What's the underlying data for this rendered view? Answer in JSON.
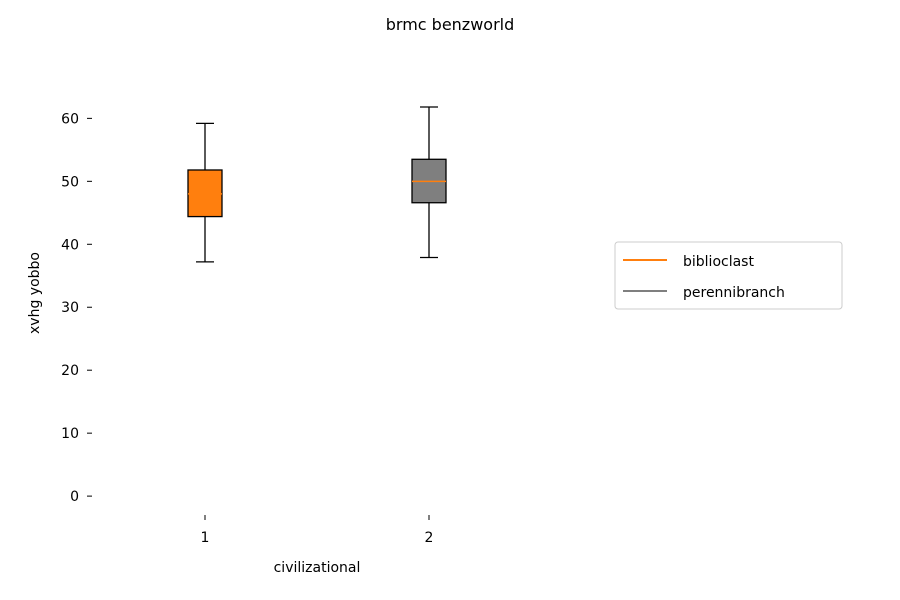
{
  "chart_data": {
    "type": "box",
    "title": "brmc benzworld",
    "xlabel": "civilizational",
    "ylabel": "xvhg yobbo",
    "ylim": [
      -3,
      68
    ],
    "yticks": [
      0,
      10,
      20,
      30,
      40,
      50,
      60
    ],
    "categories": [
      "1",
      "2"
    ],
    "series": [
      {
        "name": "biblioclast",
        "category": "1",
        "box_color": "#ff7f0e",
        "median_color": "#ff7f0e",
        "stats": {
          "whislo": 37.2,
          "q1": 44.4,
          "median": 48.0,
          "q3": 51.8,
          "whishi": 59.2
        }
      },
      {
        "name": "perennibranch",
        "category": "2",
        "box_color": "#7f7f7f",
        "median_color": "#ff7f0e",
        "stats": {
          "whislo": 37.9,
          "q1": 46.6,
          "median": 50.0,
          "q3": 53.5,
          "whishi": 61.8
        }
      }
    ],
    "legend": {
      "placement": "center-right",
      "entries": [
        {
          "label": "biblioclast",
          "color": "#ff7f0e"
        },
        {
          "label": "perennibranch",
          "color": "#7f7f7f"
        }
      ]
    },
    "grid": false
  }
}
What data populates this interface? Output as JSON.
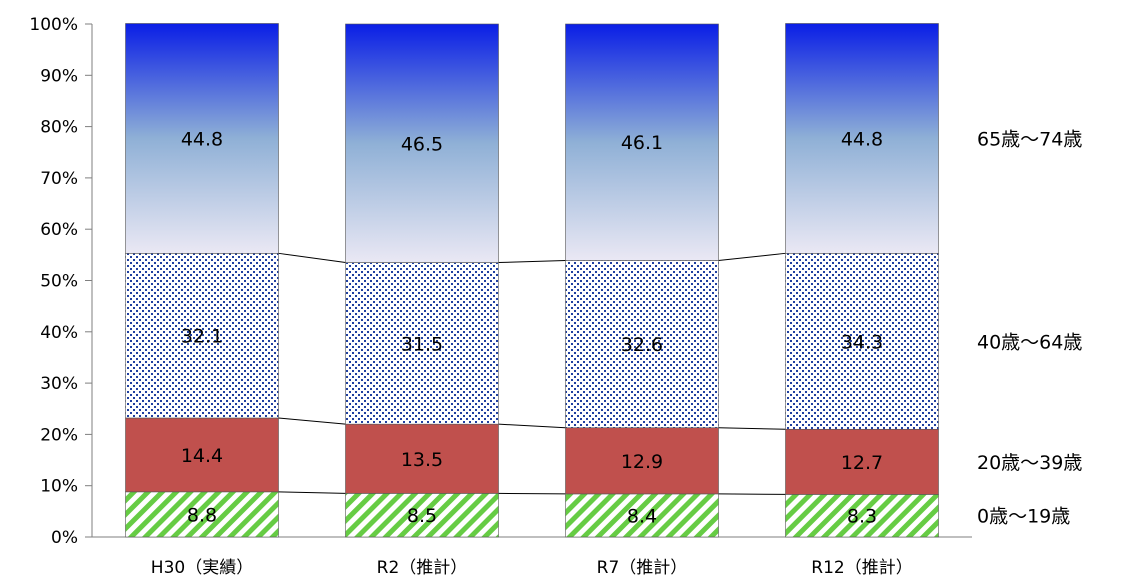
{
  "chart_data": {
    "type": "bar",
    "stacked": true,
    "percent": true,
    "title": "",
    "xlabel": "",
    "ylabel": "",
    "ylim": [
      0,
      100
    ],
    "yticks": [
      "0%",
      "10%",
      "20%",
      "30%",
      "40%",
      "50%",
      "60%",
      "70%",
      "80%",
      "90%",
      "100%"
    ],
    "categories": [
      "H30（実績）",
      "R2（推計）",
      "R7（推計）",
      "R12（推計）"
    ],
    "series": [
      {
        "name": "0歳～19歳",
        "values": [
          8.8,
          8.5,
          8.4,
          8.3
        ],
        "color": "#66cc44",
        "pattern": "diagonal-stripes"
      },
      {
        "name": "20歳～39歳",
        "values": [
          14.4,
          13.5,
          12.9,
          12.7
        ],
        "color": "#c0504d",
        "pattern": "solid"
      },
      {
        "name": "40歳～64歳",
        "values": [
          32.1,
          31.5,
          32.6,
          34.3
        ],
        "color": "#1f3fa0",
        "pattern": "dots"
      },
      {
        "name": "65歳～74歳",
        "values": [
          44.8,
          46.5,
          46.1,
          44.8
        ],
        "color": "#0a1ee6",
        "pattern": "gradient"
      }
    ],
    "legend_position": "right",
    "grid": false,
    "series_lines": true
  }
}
——
Your objective = Pull out the lines above in which the word "true" appears.

Reply =
    "stacked": true,
    "percent": true,
    "series_lines": true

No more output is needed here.